### Supplied material

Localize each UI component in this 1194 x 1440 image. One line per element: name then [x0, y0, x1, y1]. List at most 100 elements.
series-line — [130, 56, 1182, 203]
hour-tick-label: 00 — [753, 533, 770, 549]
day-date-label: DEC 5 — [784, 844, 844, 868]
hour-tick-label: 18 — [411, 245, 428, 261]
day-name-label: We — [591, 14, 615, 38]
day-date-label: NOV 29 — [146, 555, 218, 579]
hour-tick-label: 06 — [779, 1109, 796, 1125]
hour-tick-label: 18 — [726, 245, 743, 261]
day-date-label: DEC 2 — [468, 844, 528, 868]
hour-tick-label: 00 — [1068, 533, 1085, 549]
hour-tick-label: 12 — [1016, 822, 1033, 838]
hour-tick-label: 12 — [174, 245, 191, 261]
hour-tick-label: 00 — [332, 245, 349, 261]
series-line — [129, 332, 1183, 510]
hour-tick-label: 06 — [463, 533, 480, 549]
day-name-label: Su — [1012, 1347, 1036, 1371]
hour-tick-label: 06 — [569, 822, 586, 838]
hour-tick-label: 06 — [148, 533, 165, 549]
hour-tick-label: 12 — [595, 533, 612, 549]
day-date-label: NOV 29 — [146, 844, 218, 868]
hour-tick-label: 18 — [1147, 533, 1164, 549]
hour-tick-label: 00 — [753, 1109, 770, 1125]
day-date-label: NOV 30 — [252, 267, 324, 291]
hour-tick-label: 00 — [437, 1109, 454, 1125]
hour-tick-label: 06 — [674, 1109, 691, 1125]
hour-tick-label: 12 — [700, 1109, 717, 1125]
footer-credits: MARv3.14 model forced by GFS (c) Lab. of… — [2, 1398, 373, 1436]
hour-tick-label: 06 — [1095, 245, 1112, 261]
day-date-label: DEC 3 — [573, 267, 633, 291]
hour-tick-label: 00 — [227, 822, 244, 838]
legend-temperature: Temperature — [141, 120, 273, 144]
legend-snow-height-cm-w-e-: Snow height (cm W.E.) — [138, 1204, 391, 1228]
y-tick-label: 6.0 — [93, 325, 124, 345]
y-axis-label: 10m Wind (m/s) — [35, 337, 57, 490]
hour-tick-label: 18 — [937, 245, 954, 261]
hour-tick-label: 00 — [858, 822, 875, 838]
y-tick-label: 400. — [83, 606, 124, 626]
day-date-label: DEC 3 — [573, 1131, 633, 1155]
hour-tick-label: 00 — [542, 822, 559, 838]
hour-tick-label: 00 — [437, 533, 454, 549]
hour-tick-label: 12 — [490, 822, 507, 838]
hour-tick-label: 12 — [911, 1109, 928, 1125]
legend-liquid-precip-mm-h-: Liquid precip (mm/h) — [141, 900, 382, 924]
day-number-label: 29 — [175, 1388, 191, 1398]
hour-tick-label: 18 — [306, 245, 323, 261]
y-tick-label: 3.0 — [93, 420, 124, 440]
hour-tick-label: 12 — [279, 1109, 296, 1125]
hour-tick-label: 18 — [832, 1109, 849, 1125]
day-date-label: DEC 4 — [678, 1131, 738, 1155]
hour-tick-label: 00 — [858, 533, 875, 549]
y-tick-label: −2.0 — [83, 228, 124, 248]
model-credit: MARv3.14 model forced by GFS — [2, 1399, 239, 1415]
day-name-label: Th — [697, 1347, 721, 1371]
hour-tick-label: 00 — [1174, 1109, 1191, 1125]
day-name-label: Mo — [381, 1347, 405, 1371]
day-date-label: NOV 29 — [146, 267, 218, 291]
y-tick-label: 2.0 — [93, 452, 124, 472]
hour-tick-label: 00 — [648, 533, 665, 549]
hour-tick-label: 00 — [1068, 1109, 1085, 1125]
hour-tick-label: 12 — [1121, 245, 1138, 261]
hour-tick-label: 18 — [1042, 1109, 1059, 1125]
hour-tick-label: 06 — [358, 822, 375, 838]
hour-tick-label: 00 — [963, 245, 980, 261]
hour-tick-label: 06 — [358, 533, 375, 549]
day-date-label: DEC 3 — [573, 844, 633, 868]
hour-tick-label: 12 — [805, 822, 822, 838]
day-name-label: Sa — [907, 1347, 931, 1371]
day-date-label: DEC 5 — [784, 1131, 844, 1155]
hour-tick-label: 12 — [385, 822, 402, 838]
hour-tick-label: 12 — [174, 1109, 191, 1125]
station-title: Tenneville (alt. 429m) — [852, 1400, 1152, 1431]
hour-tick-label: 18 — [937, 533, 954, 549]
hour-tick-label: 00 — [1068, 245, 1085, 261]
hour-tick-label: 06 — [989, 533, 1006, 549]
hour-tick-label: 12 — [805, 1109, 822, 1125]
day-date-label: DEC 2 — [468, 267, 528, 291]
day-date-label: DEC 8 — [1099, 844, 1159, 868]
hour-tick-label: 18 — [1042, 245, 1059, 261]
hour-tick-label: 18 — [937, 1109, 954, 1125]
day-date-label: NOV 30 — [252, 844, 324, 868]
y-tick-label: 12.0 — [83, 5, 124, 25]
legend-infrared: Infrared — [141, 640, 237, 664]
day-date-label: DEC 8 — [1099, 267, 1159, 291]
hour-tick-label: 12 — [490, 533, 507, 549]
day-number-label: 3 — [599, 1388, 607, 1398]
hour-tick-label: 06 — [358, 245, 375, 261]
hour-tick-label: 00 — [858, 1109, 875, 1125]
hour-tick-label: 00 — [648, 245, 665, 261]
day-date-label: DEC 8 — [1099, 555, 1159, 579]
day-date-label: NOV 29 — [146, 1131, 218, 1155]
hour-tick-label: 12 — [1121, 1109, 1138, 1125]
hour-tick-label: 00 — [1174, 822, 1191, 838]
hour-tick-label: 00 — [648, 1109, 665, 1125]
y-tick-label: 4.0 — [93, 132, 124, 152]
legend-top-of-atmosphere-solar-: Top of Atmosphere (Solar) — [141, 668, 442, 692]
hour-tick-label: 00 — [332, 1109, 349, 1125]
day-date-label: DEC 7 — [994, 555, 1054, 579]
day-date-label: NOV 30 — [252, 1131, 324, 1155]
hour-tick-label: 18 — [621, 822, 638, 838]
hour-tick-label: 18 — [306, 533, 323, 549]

######

### [Problem requirements]
Can you arrange every line of the material above as a Markdown table with two columns, Row and Line, numbering each row and leaving out any blank lines?

### [Solution for this task]
| Row | Line |
|---|---|
| 1 | Localize each UI component in this 1194 x 1440 image. One line per element: name then [x0, y0, x1, y1]. List at most 100 elements. |
| 2 | series-line — [130, 56, 1182, 203] |
| 3 | hour-tick-label: 00 — [753, 533, 770, 549] |
| 4 | day-date-label: DEC 5 — [784, 844, 844, 868] |
| 5 | hour-tick-label: 18 — [411, 245, 428, 261] |
| 6 | day-name-label: We — [591, 14, 615, 38] |
| 7 | day-date-label: NOV 29 — [146, 555, 218, 579] |
| 8 | hour-tick-label: 06 — [779, 1109, 796, 1125] |
| 9 | hour-tick-label: 18 — [726, 245, 743, 261] |
| 10 | day-date-label: DEC 2 — [468, 844, 528, 868] |
| 11 | hour-tick-label: 00 — [1068, 533, 1085, 549] |
| 12 | hour-tick-label: 12 — [1016, 822, 1033, 838] |
| 13 | hour-tick-label: 12 — [174, 245, 191, 261] |
| 14 | hour-tick-label: 00 — [332, 245, 349, 261] |
| 15 | series-line — [129, 332, 1183, 510] |
| 16 | hour-tick-label: 06 — [463, 533, 480, 549] |
| 17 | day-name-label: Su — [1012, 1347, 1036, 1371] |
| 18 | hour-tick-label: 06 — [569, 822, 586, 838] |
| 19 | hour-tick-label: 06 — [148, 533, 165, 549] |
| 20 | hour-tick-label: 12 — [595, 533, 612, 549] |
| 21 | day-date-label: NOV 29 — [146, 844, 218, 868] |
| 22 | hour-tick-label: 18 — [1147, 533, 1164, 549] |
| 23 | hour-tick-label: 00 — [753, 1109, 770, 1125] |
| 24 | day-date-label: NOV 30 — [252, 267, 324, 291] |
| 25 | hour-tick-label: 00 — [437, 1109, 454, 1125] |
| 26 | hour-tick-label: 06 — [674, 1109, 691, 1125] |
| 27 | hour-tick-label: 12 — [700, 1109, 717, 1125] |
| 28 | footer-credits: MARv3.14 model forced by GFS (c) Lab. of… — [2, 1398, 373, 1436] |
| 29 | hour-tick-label: 06 — [1095, 245, 1112, 261] |
| 30 | day-date-label: DEC 3 — [573, 267, 633, 291] |
| 31 | hour-tick-label: 00 — [227, 822, 244, 838] |
| 32 | legend-temperature: Temperature — [141, 120, 273, 144] |
| 33 | legend-snow-height-cm-w-e-: Snow height (cm W.E.) — [138, 1204, 391, 1228] |
| 34 | y-tick-label: 6.0 — [93, 325, 124, 345] |
| 35 | y-axis-label: 10m Wind (m/s) — [35, 337, 57, 490] |
| 36 | hour-tick-label: 18 — [937, 245, 954, 261] |
| 37 | hour-tick-label: 00 — [858, 822, 875, 838] |
| 38 | y-tick-label: 400. — [83, 606, 124, 626] |
| 39 | day-date-label: DEC 3 — [573, 1131, 633, 1155] |
| 40 | hour-tick-label: 00 — [542, 822, 559, 838] |
| 41 | hour-tick-label: 00 — [437, 533, 454, 549] |
| 42 | hour-tick-label: 12 — [490, 822, 507, 838] |
| 43 | hour-tick-label: 12 — [911, 1109, 928, 1125] |
| 44 | legend-liquid-precip-mm-h-: Liquid precip (mm/h) — [141, 900, 382, 924] |
| 45 | day-number-label: 29 — [175, 1388, 191, 1398] |
| 46 | hour-tick-label: 18 — [306, 245, 323, 261] |
| 47 | y-tick-label: 3.0 — [93, 420, 124, 440] |
| 48 | hour-tick-label: 12 — [279, 1109, 296, 1125] |
| 49 | hour-tick-label: 18 — [832, 1109, 849, 1125] |
| 50 | day-date-label: DEC 4 — [678, 1131, 738, 1155] |
| 51 | hour-tick-label: 00 — [858, 533, 875, 549] |
| 52 | y-tick-label: −2.0 — [83, 228, 124, 248] |
| 53 | model-credit: MARv3.14 model forced by GFS — [2, 1399, 239, 1415] |
| 54 | day-name-label: Th — [697, 1347, 721, 1371] |
| 55 | hour-tick-label: 00 — [1174, 1109, 1191, 1125] |
| 56 | day-name-label: Mo — [381, 1347, 405, 1371] |
| 57 | day-date-label: NOV 29 — [146, 267, 218, 291] |
| 58 | y-tick-label: 2.0 — [93, 452, 124, 472] |
| 59 | hour-tick-label: 00 — [648, 533, 665, 549] |
| 60 | hour-tick-label: 00 — [1068, 1109, 1085, 1125] |
| 61 | hour-tick-label: 12 — [1121, 245, 1138, 261] |
| 62 | hour-tick-label: 18 — [1042, 1109, 1059, 1125] |
| 63 | hour-tick-label: 06 — [358, 822, 375, 838] |
| 64 | hour-tick-label: 00 — [963, 245, 980, 261] |
| 65 | hour-tick-label: 06 — [358, 533, 375, 549] |
| 66 | day-date-label: DEC 3 — [573, 844, 633, 868] |
| 67 | hour-tick-label: 12 — [805, 822, 822, 838] |
| 68 | day-name-label: Sa — [907, 1347, 931, 1371] |
| 69 | day-date-label: DEC 5 — [784, 1131, 844, 1155] |
| 70 | hour-tick-label: 12 — [385, 822, 402, 838] |
| 71 | hour-tick-label: 12 — [174, 1109, 191, 1125] |
| 72 | station-title: Tenneville (alt. 429m) — [852, 1400, 1152, 1431] |
| 73 | hour-tick-label: 18 — [937, 533, 954, 549] |
| 74 | hour-tick-label: 00 — [1068, 245, 1085, 261] |
| 75 | hour-tick-label: 06 — [989, 533, 1006, 549] |
| 76 | hour-tick-label: 12 — [805, 1109, 822, 1125] |
| 77 | day-date-label: DEC 2 — [468, 267, 528, 291] |
| 78 | day-date-label: DEC 8 — [1099, 844, 1159, 868] |
| 79 | hour-tick-label: 18 — [1042, 245, 1059, 261] |
| 80 | hour-tick-label: 18 — [937, 1109, 954, 1125] |
| 81 | day-date-label: NOV 30 — [252, 844, 324, 868] |
| 82 | y-tick-label: 12.0 — [83, 5, 124, 25] |
| 83 | legend-infrared: Infrared — [141, 640, 237, 664] |
| 84 | day-date-label: DEC 8 — [1099, 267, 1159, 291] |
| 85 | hour-tick-label: 12 — [490, 533, 507, 549] |
| 86 | day-number-label: 3 — [599, 1388, 607, 1398] |
| 87 | hour-tick-label: 06 — [358, 245, 375, 261] |
| 88 | hour-tick-label: 00 — [858, 1109, 875, 1125] |
| 89 | hour-tick-label: 00 — [648, 245, 665, 261] |
| 90 | day-date-label: DEC 8 — [1099, 555, 1159, 579] |
| 91 | day-date-label: NOV 29 — [146, 1131, 218, 1155] |
| 92 | hour-tick-label: 12 — [1121, 1109, 1138, 1125] |
| 93 | hour-tick-label: 00 — [1174, 822, 1191, 838] |
| 94 | hour-tick-label: 00 — [648, 1109, 665, 1125] |
| 95 | y-tick-label: 4.0 — [93, 132, 124, 152] |
| 96 | legend-top-of-atmosphere-solar-: Top of Atmosphere (Solar) — [141, 668, 442, 692] |
| 97 | hour-tick-label: 00 — [332, 1109, 349, 1125] |
| 98 | day-date-label: DEC 7 — [994, 555, 1054, 579] |
| 99 | day-date-label: NOV 30 — [252, 1131, 324, 1155] |
| 100 | hour-tick-label: 18 — [621, 822, 638, 838] |
| 101 | hour-tick-label: 18 — [306, 533, 323, 549] |